Task description — From the entries below, list each line with "link".

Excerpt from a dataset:
-=-=-=-=-

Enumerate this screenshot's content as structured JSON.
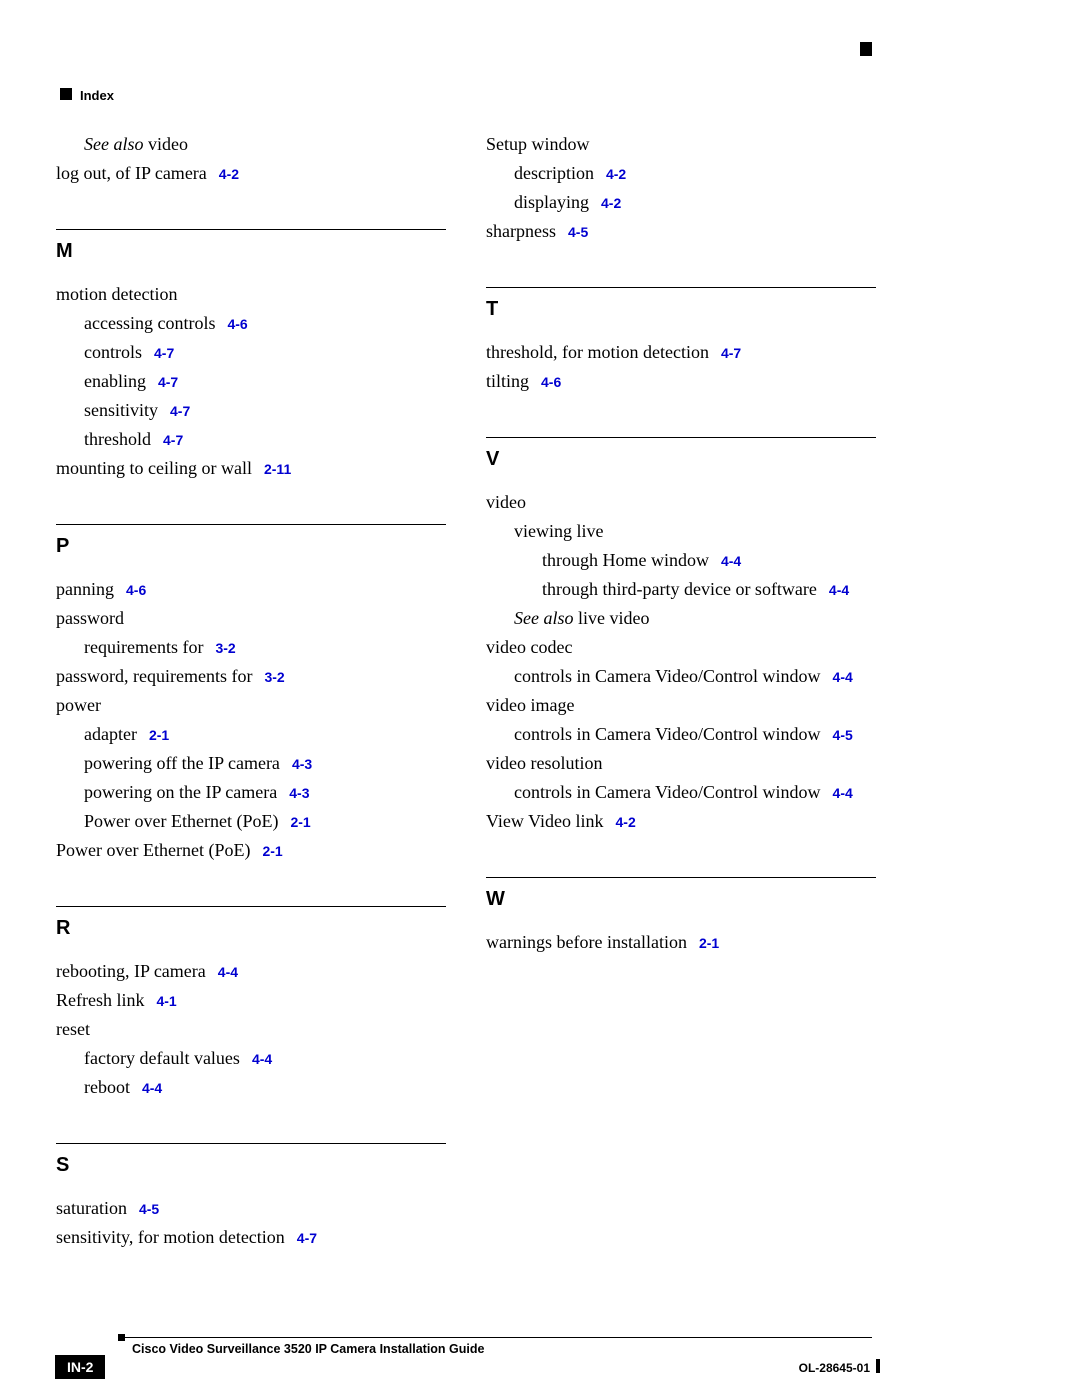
{
  "header": {
    "label": "Index"
  },
  "footer": {
    "title": "Cisco Video Surveillance 3520 IP Camera Installation Guide",
    "page": "IN-2",
    "docnum": "OL-28645-01"
  },
  "left": {
    "pre": [
      {
        "type": "seealso",
        "pre": "See also ",
        "post": "video",
        "indent": 1
      },
      {
        "text": "log out, of IP camera",
        "ref": "4-2",
        "indent": 0
      }
    ],
    "sections": [
      {
        "letter": "M",
        "entries": [
          {
            "text": "motion detection",
            "indent": 0
          },
          {
            "text": "accessing controls",
            "ref": "4-6",
            "indent": 1
          },
          {
            "text": "controls",
            "ref": "4-7",
            "indent": 1
          },
          {
            "text": "enabling",
            "ref": "4-7",
            "indent": 1
          },
          {
            "text": "sensitivity",
            "ref": "4-7",
            "indent": 1
          },
          {
            "text": "threshold",
            "ref": "4-7",
            "indent": 1
          },
          {
            "text": "mounting to ceiling or wall",
            "ref": "2-11",
            "indent": 0
          }
        ]
      },
      {
        "letter": "P",
        "entries": [
          {
            "text": "panning",
            "ref": "4-6",
            "indent": 0
          },
          {
            "text": "password",
            "indent": 0
          },
          {
            "text": "requirements for",
            "ref": "3-2",
            "indent": 1
          },
          {
            "text": "password, requirements for",
            "ref": "3-2",
            "indent": 0
          },
          {
            "text": "power",
            "indent": 0
          },
          {
            "text": "adapter",
            "ref": "2-1",
            "indent": 1
          },
          {
            "text": "powering off the IP camera",
            "ref": "4-3",
            "indent": 1
          },
          {
            "text": "powering on the IP camera",
            "ref": "4-3",
            "indent": 1
          },
          {
            "text": "Power over Ethernet (PoE)",
            "ref": "2-1",
            "indent": 1
          },
          {
            "text": "Power over Ethernet (PoE)",
            "ref": "2-1",
            "indent": 0
          }
        ]
      },
      {
        "letter": "R",
        "entries": [
          {
            "text": "rebooting, IP camera",
            "ref": "4-4",
            "indent": 0
          },
          {
            "text": "Refresh link",
            "ref": "4-1",
            "indent": 0
          },
          {
            "text": "reset",
            "indent": 0
          },
          {
            "text": "factory default values",
            "ref": "4-4",
            "indent": 1
          },
          {
            "text": "reboot",
            "ref": "4-4",
            "indent": 1
          }
        ]
      },
      {
        "letter": "S",
        "entries": [
          {
            "text": "saturation",
            "ref": "4-5",
            "indent": 0
          },
          {
            "text": "sensitivity, for motion detection",
            "ref": "4-7",
            "indent": 0
          }
        ]
      }
    ]
  },
  "right": {
    "pre": [
      {
        "text": "Setup window",
        "indent": 0
      },
      {
        "text": "description",
        "ref": "4-2",
        "indent": 1
      },
      {
        "text": "displaying",
        "ref": "4-2",
        "indent": 1
      },
      {
        "text": "sharpness",
        "ref": "4-5",
        "indent": 0
      }
    ],
    "sections": [
      {
        "letter": "T",
        "entries": [
          {
            "text": "threshold, for motion detection",
            "ref": "4-7",
            "indent": 0
          },
          {
            "text": "tilting",
            "ref": "4-6",
            "indent": 0
          }
        ]
      },
      {
        "letter": "V",
        "entries": [
          {
            "text": "video",
            "indent": 0
          },
          {
            "text": "viewing live",
            "indent": 1
          },
          {
            "text": "through Home window",
            "ref": "4-4",
            "indent": 2
          },
          {
            "text": "through third-party device or software",
            "ref": "4-4",
            "indent": 2
          },
          {
            "type": "seealso",
            "pre": "See also ",
            "post": "live video",
            "indent": 1
          },
          {
            "text": "video codec",
            "indent": 0
          },
          {
            "text": "controls in Camera Video/Control window",
            "ref": "4-4",
            "indent": 1
          },
          {
            "text": "video image",
            "indent": 0
          },
          {
            "text": "controls in Camera Video/Control window",
            "ref": "4-5",
            "indent": 1
          },
          {
            "text": "video resolution",
            "indent": 0
          },
          {
            "text": "controls in Camera Video/Control window",
            "ref": "4-4",
            "indent": 1
          },
          {
            "text": "View Video link",
            "ref": "4-2",
            "indent": 0
          }
        ]
      },
      {
        "letter": "W",
        "entries": [
          {
            "text": "warnings before installation",
            "ref": "2-1",
            "indent": 0
          }
        ]
      }
    ]
  }
}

-=-=-=-=-

Result of the task —
            "text": "Refresh link",
            "text": "View Video link",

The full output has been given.